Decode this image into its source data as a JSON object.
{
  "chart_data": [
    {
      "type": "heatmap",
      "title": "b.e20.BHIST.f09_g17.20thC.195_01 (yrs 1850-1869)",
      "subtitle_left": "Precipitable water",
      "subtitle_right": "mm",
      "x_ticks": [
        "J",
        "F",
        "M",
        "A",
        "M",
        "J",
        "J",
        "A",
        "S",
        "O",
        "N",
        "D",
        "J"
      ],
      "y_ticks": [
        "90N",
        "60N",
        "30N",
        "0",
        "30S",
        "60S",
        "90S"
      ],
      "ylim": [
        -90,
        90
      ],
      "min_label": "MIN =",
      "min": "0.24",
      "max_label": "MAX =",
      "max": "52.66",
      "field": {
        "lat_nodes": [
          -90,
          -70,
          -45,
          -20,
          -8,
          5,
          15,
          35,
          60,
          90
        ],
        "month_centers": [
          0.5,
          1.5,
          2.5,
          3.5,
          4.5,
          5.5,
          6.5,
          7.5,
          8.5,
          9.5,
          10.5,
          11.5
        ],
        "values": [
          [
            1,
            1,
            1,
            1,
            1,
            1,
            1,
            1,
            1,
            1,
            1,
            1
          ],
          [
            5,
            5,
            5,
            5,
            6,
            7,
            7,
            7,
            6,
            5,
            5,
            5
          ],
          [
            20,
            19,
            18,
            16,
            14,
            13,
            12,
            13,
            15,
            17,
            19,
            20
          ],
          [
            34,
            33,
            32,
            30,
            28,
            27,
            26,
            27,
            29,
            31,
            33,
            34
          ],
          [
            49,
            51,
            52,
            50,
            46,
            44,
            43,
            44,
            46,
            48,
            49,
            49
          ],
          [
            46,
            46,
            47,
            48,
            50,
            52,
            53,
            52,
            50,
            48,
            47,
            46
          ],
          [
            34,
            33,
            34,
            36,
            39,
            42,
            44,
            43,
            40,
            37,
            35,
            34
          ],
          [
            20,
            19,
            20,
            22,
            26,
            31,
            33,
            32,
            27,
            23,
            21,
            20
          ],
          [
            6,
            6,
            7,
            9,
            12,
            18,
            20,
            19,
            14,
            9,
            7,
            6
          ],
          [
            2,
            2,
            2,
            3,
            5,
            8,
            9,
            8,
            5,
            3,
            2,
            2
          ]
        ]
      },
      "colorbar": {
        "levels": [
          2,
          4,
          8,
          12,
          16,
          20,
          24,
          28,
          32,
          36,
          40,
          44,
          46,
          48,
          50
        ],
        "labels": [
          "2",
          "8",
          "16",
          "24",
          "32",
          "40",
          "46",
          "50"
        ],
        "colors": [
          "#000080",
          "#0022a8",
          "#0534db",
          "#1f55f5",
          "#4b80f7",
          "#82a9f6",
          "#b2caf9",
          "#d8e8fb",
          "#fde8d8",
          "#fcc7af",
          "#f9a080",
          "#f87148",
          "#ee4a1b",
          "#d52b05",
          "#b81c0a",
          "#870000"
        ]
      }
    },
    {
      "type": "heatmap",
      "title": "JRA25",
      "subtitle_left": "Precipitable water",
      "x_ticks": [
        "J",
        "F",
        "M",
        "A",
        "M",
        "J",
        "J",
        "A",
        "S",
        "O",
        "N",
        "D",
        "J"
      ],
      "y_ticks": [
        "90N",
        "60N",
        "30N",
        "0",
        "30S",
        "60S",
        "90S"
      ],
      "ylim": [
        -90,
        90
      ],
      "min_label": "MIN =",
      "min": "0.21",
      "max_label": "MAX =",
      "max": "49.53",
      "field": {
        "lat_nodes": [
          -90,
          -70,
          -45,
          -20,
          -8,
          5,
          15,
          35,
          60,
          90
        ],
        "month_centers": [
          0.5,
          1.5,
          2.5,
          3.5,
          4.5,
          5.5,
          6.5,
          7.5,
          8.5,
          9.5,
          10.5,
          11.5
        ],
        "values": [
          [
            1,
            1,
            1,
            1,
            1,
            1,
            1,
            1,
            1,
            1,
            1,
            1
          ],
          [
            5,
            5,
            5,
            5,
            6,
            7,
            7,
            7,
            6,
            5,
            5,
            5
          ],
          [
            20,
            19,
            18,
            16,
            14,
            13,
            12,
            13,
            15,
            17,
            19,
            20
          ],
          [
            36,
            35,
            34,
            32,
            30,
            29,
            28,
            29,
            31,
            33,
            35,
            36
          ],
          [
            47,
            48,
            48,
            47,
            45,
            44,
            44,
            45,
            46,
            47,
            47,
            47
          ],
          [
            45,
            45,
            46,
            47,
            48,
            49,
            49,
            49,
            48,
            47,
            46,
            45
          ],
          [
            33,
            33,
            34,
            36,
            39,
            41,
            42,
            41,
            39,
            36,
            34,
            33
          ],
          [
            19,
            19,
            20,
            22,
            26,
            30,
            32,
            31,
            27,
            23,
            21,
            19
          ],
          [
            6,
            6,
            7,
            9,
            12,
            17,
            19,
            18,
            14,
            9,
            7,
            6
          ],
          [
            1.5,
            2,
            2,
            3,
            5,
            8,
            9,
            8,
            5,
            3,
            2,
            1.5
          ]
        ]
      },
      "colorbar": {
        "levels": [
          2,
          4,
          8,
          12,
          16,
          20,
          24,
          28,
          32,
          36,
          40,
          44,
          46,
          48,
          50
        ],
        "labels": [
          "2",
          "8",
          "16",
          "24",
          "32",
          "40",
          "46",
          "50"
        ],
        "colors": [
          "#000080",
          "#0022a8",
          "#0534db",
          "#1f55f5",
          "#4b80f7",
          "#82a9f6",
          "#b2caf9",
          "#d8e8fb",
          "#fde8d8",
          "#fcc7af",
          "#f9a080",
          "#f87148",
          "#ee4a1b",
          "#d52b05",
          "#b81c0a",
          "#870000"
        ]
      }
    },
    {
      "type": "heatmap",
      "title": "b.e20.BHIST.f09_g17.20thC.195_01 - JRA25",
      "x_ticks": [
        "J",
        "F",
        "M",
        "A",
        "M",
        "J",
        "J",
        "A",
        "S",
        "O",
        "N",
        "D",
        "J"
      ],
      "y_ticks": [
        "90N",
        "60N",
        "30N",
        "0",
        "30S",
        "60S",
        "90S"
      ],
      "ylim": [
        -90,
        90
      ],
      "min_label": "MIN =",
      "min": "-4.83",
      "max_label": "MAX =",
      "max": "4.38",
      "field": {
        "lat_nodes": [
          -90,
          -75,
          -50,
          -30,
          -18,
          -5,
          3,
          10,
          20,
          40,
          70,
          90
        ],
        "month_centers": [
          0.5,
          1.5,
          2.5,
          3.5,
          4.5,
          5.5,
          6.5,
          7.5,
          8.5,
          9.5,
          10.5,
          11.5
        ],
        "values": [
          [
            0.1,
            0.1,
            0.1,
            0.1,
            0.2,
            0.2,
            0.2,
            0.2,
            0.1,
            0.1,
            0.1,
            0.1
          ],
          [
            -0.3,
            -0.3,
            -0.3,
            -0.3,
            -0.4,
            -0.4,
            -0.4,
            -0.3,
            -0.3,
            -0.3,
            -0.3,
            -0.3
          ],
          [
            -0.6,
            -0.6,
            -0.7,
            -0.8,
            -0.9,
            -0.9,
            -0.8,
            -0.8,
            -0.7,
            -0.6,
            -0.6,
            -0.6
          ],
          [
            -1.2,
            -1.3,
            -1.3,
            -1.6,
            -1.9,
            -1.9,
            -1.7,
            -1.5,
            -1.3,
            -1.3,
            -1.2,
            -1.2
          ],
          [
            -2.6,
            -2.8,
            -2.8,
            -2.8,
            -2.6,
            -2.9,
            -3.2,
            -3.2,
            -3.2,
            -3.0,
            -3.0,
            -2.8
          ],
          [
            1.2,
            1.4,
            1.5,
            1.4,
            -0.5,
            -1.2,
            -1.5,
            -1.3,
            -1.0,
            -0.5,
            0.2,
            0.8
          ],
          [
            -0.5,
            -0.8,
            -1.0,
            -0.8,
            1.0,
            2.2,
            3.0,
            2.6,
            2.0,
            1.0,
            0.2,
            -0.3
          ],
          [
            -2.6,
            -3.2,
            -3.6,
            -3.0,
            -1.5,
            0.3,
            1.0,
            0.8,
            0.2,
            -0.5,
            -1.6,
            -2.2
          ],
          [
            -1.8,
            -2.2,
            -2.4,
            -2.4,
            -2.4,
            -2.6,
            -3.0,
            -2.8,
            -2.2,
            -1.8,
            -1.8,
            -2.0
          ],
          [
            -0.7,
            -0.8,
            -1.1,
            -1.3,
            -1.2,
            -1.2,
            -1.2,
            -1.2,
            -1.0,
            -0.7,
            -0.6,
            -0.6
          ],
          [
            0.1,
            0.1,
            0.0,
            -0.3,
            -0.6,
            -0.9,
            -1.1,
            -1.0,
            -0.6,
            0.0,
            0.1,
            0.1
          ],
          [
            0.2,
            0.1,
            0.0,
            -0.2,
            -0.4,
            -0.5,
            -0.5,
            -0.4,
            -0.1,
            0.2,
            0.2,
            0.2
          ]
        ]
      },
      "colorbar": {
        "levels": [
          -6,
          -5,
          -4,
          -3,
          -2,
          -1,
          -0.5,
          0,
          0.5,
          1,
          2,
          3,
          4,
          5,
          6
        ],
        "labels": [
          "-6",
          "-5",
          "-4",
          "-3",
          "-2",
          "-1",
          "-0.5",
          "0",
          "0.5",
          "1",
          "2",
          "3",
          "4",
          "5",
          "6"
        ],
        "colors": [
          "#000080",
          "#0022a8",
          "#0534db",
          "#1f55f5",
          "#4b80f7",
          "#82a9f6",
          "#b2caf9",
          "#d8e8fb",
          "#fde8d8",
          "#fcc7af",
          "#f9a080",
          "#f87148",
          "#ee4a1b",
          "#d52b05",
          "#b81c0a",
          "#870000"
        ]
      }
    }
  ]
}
....
**What the task requires**
Where a line holds "BHIST", copy that line.

**Final result**
      "title": "b.e20.BHIST.f09_g17.20thC.195_01 (yrs 1850-1869)",
      "title": "b.e20.BHIST.f09_g17.20thC.195_01 - JRA25",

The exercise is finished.